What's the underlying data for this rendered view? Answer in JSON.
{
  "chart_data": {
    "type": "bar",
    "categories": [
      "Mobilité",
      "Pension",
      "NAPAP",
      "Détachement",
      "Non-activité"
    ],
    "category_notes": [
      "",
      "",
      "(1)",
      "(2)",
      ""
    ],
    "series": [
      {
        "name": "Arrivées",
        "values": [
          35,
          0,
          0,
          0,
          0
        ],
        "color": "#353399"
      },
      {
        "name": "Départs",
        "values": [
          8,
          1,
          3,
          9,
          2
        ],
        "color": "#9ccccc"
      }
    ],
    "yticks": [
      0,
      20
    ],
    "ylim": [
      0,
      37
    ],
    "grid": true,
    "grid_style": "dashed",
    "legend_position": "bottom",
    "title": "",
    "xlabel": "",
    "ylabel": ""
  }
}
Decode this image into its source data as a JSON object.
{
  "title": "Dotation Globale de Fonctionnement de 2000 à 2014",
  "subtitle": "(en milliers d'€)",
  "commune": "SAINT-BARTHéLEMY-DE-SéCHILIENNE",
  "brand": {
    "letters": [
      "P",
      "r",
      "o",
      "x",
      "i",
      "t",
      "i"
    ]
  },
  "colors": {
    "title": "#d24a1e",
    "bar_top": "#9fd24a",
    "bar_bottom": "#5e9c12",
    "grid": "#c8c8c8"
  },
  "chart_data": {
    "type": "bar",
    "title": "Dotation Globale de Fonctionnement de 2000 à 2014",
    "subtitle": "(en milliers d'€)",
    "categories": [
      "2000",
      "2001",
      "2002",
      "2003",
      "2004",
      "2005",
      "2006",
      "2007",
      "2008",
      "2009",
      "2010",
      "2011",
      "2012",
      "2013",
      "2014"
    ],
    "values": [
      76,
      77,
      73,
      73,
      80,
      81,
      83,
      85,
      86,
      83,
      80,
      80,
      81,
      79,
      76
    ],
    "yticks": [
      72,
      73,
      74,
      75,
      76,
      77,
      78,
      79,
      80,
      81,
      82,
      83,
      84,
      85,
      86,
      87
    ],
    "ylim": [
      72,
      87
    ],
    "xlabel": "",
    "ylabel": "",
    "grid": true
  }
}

################

■ **Work to be completed**
Show each line of the data that contains the string "milliers".

■ **Answer to the exercise**
  "subtitle": "(en milliers d'€)",
    "subtitle": "(en milliers d'€)",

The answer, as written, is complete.